• _Task statement_
Reproduce every entry exactly, without alteration.

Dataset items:

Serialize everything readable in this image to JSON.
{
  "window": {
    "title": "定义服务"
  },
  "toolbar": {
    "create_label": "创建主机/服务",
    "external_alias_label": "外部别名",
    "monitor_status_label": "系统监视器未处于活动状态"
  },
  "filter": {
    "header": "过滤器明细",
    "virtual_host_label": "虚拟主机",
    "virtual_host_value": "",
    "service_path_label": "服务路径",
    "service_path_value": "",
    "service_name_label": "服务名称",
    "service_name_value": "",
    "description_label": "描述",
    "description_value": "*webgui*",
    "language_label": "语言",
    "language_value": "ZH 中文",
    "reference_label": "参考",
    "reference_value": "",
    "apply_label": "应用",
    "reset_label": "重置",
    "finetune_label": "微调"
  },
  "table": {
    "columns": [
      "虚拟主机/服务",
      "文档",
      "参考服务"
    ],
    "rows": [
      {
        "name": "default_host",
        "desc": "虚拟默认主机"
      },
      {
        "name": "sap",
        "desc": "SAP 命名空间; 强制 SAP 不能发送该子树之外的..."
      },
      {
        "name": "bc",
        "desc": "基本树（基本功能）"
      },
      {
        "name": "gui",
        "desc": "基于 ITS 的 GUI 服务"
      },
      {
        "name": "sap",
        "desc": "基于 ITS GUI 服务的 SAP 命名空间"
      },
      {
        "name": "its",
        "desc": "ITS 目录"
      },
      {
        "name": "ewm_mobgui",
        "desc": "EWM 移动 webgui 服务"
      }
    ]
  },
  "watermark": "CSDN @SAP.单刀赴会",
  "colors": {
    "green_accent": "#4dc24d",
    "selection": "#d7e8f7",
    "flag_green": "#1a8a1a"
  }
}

• _Result of this exercise_
Serialize everything readable in this image to JSON.
{
  "window": {
    "title": "定义服务"
  },
  "toolbar": {
    "create_label": "创建主机/服务",
    "external_alias_label": "外部别名",
    "monitor_status_label": "系统监视器未处于活动状态"
  },
  "filter": {
    "header": "过滤器明细",
    "virtual_host_label": "虚拟主机",
    "virtual_host_value": "",
    "service_path_label": "服务路径",
    "service_path_value": "",
    "service_name_label": "服务名称",
    "service_name_value": "",
    "description_label": "描述",
    "description_value": "*webgui*",
    "language_label": "语言",
    "language_value": "ZH 中文",
    "reference_label": "参考",
    "reference_value": "",
    "apply_label": "应用",
    "reset_label": "重置",
    "finetune_label": "微调"
  },
  "table": {
    "columns": [
      "虚拟主机/服务",
      "文档",
      "参考服务"
    ],
    "rows": [
      {
        "name": "default_host",
        "desc": "虚拟默认主机"
      },
      {
        "name": "sap",
        "desc": "SAP 命名空间; 强制 SAP 不能发送该子树之外的..."
      },
      {
        "name": "bc",
        "desc": "基本树（基本功能）"
      },
      {
        "name": "gui",
        "desc": "基于 ITS 的 GUI 服务"
      },
      {
        "name": "sap",
        "desc": "基于 ITS GUI 服务的 SAP 命名空间"
      },
      {
        "name": "its",
        "desc": "ITS 目录"
      },
      {
        "name": "ewm_mobgui",
        "desc": "EWM 移动 webgui 服务"
      }
    ]
  },
  "watermark": "CSDN @SAP.单刀赴会",
  "colors": {
    "green_accent": "#4dc24d",
    "selection": "#d7e8f7",
    "flag_green": "#1a8a1a"
  }
}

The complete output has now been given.